» **Problem to work on**:
Return all the data, word for word.

» **Record set**:

§

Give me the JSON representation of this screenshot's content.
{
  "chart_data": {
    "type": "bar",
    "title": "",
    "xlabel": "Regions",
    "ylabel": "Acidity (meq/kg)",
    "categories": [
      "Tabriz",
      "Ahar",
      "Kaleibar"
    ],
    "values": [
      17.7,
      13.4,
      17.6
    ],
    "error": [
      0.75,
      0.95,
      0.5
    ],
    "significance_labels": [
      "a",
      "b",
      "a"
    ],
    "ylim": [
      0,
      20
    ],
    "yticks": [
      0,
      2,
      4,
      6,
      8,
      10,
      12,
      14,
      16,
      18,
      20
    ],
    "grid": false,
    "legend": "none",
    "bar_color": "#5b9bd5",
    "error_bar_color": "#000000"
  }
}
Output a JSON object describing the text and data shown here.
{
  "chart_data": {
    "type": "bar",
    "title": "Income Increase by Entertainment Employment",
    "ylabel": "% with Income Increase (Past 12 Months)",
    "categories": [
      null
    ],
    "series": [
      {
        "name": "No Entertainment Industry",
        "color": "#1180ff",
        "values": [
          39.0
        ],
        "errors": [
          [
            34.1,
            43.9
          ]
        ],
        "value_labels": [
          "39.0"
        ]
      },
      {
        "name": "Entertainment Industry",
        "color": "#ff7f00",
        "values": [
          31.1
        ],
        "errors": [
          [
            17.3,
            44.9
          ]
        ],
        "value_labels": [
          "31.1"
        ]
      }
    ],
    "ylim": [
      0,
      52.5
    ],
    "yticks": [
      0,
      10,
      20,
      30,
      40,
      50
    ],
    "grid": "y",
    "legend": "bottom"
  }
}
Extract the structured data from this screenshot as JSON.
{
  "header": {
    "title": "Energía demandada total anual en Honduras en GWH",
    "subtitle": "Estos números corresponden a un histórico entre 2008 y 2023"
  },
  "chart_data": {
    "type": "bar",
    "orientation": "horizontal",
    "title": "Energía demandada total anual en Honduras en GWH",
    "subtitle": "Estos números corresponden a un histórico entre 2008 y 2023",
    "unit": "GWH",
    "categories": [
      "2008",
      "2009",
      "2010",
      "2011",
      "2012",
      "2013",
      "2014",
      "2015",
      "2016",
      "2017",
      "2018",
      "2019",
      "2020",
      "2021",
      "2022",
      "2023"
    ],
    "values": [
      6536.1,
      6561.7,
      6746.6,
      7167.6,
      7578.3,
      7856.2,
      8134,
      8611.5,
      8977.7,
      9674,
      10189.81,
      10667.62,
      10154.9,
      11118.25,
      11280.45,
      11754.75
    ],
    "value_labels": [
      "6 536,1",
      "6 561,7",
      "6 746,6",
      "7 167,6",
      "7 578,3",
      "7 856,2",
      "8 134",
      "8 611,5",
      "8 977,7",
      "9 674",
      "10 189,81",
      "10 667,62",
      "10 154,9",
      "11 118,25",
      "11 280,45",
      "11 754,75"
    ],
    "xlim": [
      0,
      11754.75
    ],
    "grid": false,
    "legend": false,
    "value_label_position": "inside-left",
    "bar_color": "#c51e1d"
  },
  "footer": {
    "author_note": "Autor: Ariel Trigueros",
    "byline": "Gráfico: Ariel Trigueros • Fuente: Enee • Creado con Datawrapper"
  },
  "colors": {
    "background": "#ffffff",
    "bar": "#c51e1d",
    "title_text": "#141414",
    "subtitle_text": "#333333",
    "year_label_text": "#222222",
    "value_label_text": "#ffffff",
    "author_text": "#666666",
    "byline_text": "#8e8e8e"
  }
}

§

» **Result of this exercise**:
Give me the JSON representation of this screenshot's content.
{
  "chart_data": {
    "type": "bar",
    "title": "",
    "xlabel": "Regions",
    "ylabel": "Acidity (meq/kg)",
    "categories": [
      "Tabriz",
      "Ahar",
      "Kaleibar"
    ],
    "values": [
      17.7,
      13.4,
      17.6
    ],
    "error": [
      0.75,
      0.95,
      0.5
    ],
    "significance_labels": [
      "a",
      "b",
      "a"
    ],
    "ylim": [
      0,
      20
    ],
    "yticks": [
      0,
      2,
      4,
      6,
      8,
      10,
      12,
      14,
      16,
      18,
      20
    ],
    "grid": false,
    "legend": "none",
    "bar_color": "#5b9bd5",
    "error_bar_color": "#000000"
  }
}
Output a JSON object describing the text and data shown here.
{
  "chart_data": {
    "type": "bar",
    "title": "Income Increase by Entertainment Employment",
    "ylabel": "% with Income Increase (Past 12 Months)",
    "categories": [
      null
    ],
    "series": [
      {
        "name": "No Entertainment Industry",
        "color": "#1180ff",
        "values": [
          39.0
        ],
        "errors": [
          [
            34.1,
            43.9
          ]
        ],
        "value_labels": [
          "39.0"
        ]
      },
      {
        "name": "Entertainment Industry",
        "color": "#ff7f00",
        "values": [
          31.1
        ],
        "errors": [
          [
            17.3,
            44.9
          ]
        ],
        "value_labels": [
          "31.1"
        ]
      }
    ],
    "ylim": [
      0,
      52.5
    ],
    "yticks": [
      0,
      10,
      20,
      30,
      40,
      50
    ],
    "grid": "y",
    "legend": "bottom"
  }
}
Extract the structured data from this screenshot as JSON.
{
  "header": {
    "title": "Energía demandada total anual en Honduras en GWH",
    "subtitle": "Estos números corresponden a un histórico entre 2008 y 2023"
  },
  "chart_data": {
    "type": "bar",
    "orientation": "horizontal",
    "title": "Energía demandada total anual en Honduras en GWH",
    "subtitle": "Estos números corresponden a un histórico entre 2008 y 2023",
    "unit": "GWH",
    "categories": [
      "2008",
      "2009",
      "2010",
      "2011",
      "2012",
      "2013",
      "2014",
      "2015",
      "2016",
      "2017",
      "2018",
      "2019",
      "2020",
      "2021",
      "2022",
      "2023"
    ],
    "values": [
      6536.1,
      6561.7,
      6746.6,
      7167.6,
      7578.3,
      7856.2,
      8134,
      8611.5,
      8977.7,
      9674,
      10189.81,
      10667.62,
      10154.9,
      11118.25,
      11280.45,
      11754.75
    ],
    "value_labels": [
      "6 536,1",
      "6 561,7",
      "6 746,6",
      "7 167,6",
      "7 578,3",
      "7 856,2",
      "8 134",
      "8 611,5",
      "8 977,7",
      "9 674",
      "10 189,81",
      "10 667,62",
      "10 154,9",
      "11 118,25",
      "11 280,45",
      "11 754,75"
    ],
    "xlim": [
      0,
      11754.75
    ],
    "grid": false,
    "legend": false,
    "value_label_position": "inside-left",
    "bar_color": "#c51e1d"
  },
  "footer": {
    "author_note": "Autor: Ariel Trigueros",
    "byline": "Gráfico: Ariel Trigueros • Fuente: Enee • Creado con Datawrapper"
  },
  "colors": {
    "background": "#ffffff",
    "bar": "#c51e1d",
    "title_text": "#141414",
    "subtitle_text": "#333333",
    "year_label_text": "#222222",
    "value_label_text": "#ffffff",
    "author_text": "#666666",
    "byline_text": "#8e8e8e"
  }
}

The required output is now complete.